> **Goal of the exercise**
Search the data below for the string "教学展示". Extract every line that contains it.

> **Given data**
+++++
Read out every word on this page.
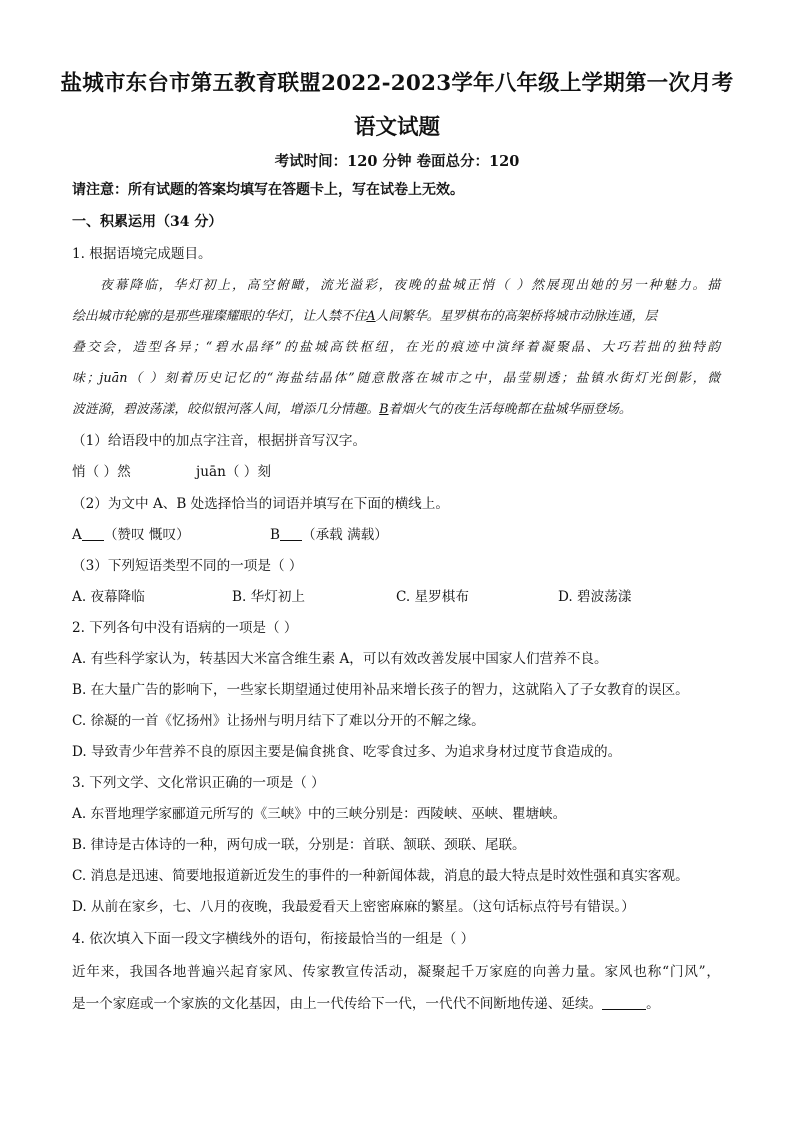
盐城市东台市第五教育联盟2022-2023学年八年级上学期第一次月考
语文试题
考试时间：120 分钟 卷面总分：120
请注意：所有试题的答案均填写在答题卡上，写在试卷上无效。
一、积累运用（34 分）
1. 根据语境完成题目。
夜幕降临，华灯初上，高空俯瞰，流光溢彩，夜晚的盐城正悄（ ）然展现出她的另一种魅力。描
绘出城市轮廓的是那些璀璨耀眼的华灯，让人禁不住A人间繁华。星罗棋布的高架桥将城市动脉连通，层
叠交会，造型各异；“碧水晶绎”的盐城高铁枢纽，在光的痕迹中演绎着凝聚晶、大巧若拙的独特韵
味；juān（ ）刻着历史记忆的“海盐结晶体”随意散落在城市之中，晶莹剔透；盐镇水街灯光倒影，微
波涟漪，碧波荡漾，皎似银河落人间，增添几分情趣。B着烟火气的夜生活每晚都在盐城华丽登场。
（1）给语段中的加点字注音，根据拼音写汉字。
悄（ ）然	juān（ ）刻
（2）为文中 A、B 处选择恰当的词语并填写在下面的横线上。
A （赞叹 慨叹）	B （承载 满载）
（3）下列短语类型不同的一项是（ ）
A. 夜幕降临	B. 华灯初上	C. 星罗棋布	D. 碧波荡漾
2. 下列各句中没有语病的一项是（ ）
A. 有些科学家认为，转基因大米富含维生素 A，可以有效改善发展中国家人们营养不良。
B. 在大量广告的影响下，一些家长期望通过使用补品来增长孩子的智力，这就陷入了子女教育的误区。
C. 徐凝的一首《忆扬州》让扬州与明月结下了难以分开的不解之缘。
D. 导致青少年营养不良的原因主要是偏食挑食、吃零食过多、为追求身材过度节食造成的。
3. 下列文学、文化常识正确的一项是（ ）
A. 东晋地理学家郦道元所写的《三峡》中的三峡分别是：西陵峡、巫峡、瞿塘峡。
B. 律诗是古体诗的一种，两句成一联，分别是：首联、颔联、颈联、尾联。
C. 消息是迅速、简要地报道新近发生的事件的一种新闻体裁，消息的最大特点是时效性强和真实客观。
D. 从前在家乡，七、八月的夜晚，我最爱看天上密密麻麻的繁星。（这句话标点符号有错误。）
4. 依次填入下面一段文字横线外的语句，衔接最恰当的一组是（ ）
近年来，我国各地普遍兴起育家风、传家教宣传活动，凝聚起千万家庭的向善力量。家风也称“门风”，
是一个家庭或一个家族的文化基因，由上一代传给下一代，一代代不间断地传递、延续。	。
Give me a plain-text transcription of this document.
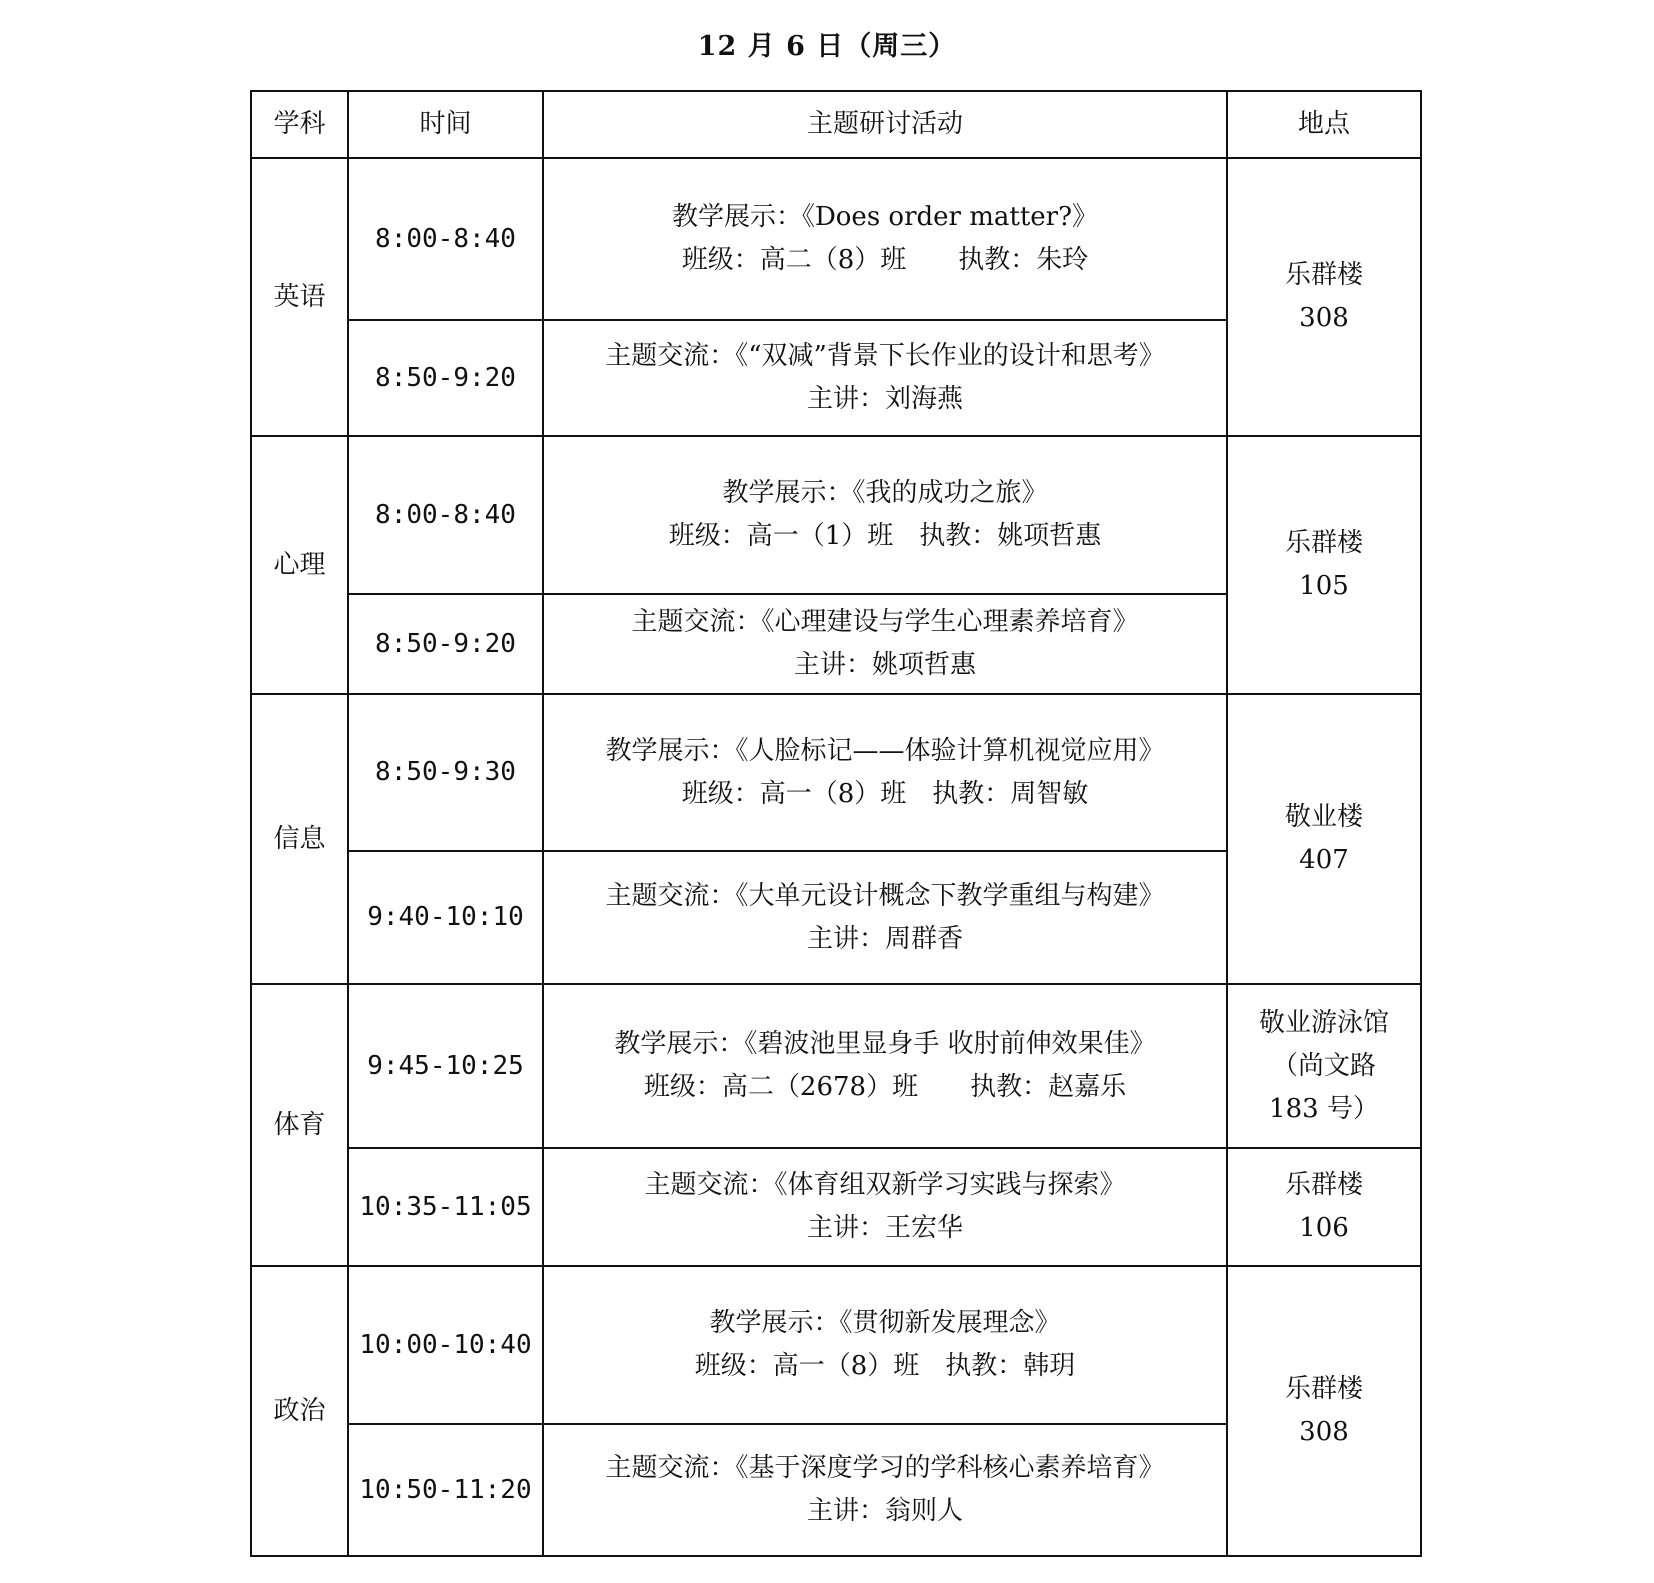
12 月 6 日（周三）
学科	时间	主题研讨活动	地点
英语	8:00-8:40	教学展示：《Does order matter?》
班级：高二（8）班　　执教：朱玲	乐群楼
308

	8:50-9:20	主题交流：《“双减”背景下长作业的设计和思考》
主讲：刘海燕	

心理	8:00-8:40	教学展示：《我的成功之旅》
班级：高一（1）班　执教：姚项哲惠	乐群楼
105

	8:50-9:20	主题交流：《心理建设与学生心理素养培育》
主讲：姚项哲惠	

信息	8:50-9:30	教学展示：《人脸标记——体验计算机视觉应用》
班级：高一（8）班　执教：周智敏	敬业楼
407

	9:40-10:10	主题交流：《大单元设计概念下教学重组与构建》
主讲：周群香	

体育	9:45-10:25	教学展示：《碧波池里显身手 收肘前伸效果佳》
班级：高二（2678）班　　执教：赵嘉乐	敬业游泳馆
（尚文路
183 号）

	10:35-11:05	主题交流：《体育组双新学习实践与探索》
主讲：王宏华	乐群楼
106

政治	10:00-10:40	教学展示：《贯彻新发展理念》
班级：高一（8）班　执教：韩玥	乐群楼
308

	10:50-11:20	主题交流：《基于深度学习的学科核心素养培育》
主讲：翁则人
+++++
> **Exercise result**
英语	8:00-8:40	教学展示：《Does order matter?》
心理	8:00-8:40	教学展示：《我的成功之旅》
信息	8:50-9:30	教学展示：《人脸标记——体验计算机视觉应用》
体育	9:45-10:25	教学展示：《碧波池里显身手 收肘前伸效果佳》
政治	10:00-10:40	教学展示：《贯彻新发展理念》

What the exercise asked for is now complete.